Goal - Extract each record and reproduce it exactly.

--- Start ---

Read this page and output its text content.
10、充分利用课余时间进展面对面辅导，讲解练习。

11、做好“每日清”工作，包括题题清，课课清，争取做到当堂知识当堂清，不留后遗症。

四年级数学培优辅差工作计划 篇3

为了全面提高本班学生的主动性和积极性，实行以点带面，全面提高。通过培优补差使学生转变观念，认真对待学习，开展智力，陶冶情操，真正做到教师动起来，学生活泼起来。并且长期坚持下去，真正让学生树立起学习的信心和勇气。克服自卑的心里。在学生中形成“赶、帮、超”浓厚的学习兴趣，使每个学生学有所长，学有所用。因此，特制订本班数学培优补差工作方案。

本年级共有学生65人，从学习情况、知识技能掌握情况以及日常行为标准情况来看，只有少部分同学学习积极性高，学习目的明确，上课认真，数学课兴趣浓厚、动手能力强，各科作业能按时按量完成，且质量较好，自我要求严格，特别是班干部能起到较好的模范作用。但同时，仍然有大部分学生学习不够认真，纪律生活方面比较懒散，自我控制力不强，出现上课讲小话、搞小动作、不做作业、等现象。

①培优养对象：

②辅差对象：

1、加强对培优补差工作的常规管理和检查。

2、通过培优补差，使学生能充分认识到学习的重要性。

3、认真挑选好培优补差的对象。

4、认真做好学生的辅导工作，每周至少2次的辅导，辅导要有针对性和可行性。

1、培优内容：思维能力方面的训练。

--- End ---

Task response -
Read this page and output its text content.
10、充分利用课余时间进展面对面辅导，讲解练习。

11、做好“每日清”工作，包括题题清，课课清，争取做到当堂知识当堂清，不留后遗症。

四年级数学培优辅差工作计划 篇3

为了全面提高本班学生的主动性和积极性，实行以点带面，全面提高。通过培优补差使学生转变观念，认真对待学习，开展智力，陶冶情操，真正做到教师动起来，学生活泼起来。并且长期坚持下去，真正让学生树立起学习的信心和勇气。克服自卑的心里。在学生中形成“赶、帮、超”浓厚的学习兴趣，使每个学生学有所长，学有所用。因此，特制订本班数学培优补差工作方案。

本年级共有学生65人，从学习情况、知识技能掌握情况以及日常行为标准情况来看，只有少部分同学学习积极性高，学习目的明确，上课认真，数学课兴趣浓厚、动手能力强，各科作业能按时按量完成，且质量较好，自我要求严格，特别是班干部能起到较好的模范作用。但同时，仍然有大部分学生学习不够认真，纪律生活方面比较懒散，自我控制力不强，出现上课讲小话、搞小动作、不做作业、等现象。

①培优养对象：

②辅差对象：

1、加强对培优补差工作的常规管理和检查。

2、通过培优补差，使学生能充分认识到学习的重要性。

3、认真挑选好培优补差的对象。

4、认真做好学生的辅导工作，每周至少2次的辅导，辅导要有针对性和可行性。

1、培优内容：思维能力方面的训练。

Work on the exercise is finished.